→ Instructions for the task: Give only the number of lines in the data that contain the word "items".

→ Raw records:

..........

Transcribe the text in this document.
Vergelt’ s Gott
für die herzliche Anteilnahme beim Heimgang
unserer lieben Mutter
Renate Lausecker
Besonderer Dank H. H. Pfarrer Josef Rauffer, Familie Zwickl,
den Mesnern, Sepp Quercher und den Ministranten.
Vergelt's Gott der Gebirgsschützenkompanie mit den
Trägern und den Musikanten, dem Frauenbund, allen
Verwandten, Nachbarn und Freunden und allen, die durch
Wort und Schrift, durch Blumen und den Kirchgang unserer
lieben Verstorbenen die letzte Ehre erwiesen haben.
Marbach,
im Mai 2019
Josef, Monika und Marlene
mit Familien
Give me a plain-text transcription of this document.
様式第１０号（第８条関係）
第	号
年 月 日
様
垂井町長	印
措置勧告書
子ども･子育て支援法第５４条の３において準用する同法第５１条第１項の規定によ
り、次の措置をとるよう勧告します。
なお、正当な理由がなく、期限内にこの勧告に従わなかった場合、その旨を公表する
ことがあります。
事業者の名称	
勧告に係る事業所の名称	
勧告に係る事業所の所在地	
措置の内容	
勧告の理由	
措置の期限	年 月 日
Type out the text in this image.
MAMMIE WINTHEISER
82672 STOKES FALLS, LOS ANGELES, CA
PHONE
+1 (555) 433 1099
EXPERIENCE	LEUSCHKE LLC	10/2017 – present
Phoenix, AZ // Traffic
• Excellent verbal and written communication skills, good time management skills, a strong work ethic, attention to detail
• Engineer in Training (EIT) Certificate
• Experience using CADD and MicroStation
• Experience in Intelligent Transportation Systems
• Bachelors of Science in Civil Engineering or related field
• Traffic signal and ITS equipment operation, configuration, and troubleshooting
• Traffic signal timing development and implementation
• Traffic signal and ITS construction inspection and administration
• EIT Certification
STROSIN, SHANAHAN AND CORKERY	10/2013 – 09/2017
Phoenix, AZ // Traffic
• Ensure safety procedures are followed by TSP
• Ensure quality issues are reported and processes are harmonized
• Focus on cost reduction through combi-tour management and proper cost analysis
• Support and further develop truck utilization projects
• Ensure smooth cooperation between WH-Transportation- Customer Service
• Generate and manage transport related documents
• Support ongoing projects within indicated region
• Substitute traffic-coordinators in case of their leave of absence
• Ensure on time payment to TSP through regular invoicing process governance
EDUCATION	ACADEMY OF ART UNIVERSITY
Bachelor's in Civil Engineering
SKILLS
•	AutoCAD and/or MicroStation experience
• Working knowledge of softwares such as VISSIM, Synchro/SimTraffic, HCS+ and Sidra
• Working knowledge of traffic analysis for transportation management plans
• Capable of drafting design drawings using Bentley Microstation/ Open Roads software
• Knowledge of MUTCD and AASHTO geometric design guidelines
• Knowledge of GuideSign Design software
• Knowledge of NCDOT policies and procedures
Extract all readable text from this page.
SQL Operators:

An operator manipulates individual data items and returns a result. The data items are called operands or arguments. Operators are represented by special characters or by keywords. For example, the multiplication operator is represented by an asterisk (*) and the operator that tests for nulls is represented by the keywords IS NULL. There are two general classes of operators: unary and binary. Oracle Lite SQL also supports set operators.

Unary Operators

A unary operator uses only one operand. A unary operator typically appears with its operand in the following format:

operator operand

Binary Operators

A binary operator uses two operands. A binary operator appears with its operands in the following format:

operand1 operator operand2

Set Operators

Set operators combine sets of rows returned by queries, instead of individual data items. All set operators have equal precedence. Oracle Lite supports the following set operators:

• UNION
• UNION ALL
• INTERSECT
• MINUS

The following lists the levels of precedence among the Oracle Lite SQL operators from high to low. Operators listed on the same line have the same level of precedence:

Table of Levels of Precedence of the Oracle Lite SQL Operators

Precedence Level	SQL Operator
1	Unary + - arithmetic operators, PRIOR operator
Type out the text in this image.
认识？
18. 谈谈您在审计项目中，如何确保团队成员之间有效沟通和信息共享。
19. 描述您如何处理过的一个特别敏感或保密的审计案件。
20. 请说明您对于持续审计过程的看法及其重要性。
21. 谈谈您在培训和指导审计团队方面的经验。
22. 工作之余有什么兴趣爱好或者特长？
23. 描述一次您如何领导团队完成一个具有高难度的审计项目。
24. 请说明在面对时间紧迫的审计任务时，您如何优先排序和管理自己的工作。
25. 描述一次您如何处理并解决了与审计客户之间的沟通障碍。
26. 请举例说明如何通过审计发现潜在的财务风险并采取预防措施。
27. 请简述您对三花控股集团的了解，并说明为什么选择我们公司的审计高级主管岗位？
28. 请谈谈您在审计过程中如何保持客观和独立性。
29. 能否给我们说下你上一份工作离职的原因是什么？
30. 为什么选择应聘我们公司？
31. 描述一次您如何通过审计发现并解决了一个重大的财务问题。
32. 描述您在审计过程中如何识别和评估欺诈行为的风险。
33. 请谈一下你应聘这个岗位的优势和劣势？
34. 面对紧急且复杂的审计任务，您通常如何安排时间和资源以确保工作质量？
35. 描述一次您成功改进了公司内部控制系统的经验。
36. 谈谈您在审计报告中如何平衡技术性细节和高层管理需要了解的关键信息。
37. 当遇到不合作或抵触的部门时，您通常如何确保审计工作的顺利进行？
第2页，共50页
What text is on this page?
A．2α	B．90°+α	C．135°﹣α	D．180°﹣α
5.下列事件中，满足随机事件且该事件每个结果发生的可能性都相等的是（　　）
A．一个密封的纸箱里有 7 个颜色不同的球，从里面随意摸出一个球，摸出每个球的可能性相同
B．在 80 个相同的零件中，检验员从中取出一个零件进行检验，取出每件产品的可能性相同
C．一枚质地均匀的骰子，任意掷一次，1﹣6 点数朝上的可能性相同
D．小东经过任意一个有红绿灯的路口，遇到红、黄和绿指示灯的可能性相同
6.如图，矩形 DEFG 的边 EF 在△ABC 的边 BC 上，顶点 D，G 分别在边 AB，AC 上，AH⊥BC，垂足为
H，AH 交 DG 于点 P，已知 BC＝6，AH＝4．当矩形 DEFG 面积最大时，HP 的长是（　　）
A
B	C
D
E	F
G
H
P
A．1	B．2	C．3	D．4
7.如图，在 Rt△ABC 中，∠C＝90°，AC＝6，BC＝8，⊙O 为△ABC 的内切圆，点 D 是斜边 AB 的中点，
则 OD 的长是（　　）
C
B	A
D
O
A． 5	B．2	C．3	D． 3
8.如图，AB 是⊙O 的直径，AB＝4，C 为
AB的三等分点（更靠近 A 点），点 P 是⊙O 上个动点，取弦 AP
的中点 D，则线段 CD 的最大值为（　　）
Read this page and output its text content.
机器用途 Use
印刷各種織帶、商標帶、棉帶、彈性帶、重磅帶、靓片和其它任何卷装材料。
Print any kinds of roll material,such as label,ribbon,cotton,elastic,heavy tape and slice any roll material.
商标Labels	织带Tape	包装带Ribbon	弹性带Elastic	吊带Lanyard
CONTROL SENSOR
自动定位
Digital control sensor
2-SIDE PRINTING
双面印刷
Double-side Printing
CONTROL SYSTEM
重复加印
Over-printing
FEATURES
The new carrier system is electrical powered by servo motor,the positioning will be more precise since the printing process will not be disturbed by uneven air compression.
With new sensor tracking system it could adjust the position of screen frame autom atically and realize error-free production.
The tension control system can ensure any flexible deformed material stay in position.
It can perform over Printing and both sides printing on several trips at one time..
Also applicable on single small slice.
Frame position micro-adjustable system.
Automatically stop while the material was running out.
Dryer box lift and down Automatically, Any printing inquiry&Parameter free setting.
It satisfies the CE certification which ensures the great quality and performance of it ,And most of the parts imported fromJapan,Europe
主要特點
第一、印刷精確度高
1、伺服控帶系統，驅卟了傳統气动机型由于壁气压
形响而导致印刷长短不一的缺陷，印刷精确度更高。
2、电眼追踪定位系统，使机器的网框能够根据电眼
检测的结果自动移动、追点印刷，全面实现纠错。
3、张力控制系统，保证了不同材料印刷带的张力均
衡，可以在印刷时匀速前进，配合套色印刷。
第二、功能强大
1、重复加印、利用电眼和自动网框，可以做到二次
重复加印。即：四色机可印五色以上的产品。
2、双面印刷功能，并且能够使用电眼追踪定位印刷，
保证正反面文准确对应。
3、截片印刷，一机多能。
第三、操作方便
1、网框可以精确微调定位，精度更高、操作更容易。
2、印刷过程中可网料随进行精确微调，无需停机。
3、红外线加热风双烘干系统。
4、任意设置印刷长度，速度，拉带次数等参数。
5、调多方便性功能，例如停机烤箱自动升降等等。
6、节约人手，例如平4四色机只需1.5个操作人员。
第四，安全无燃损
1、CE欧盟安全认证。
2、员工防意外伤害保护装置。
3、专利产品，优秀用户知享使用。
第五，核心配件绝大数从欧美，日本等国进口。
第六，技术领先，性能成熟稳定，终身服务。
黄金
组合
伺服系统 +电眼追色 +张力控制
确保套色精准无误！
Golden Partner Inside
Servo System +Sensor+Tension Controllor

..........

→ Output for this task: 2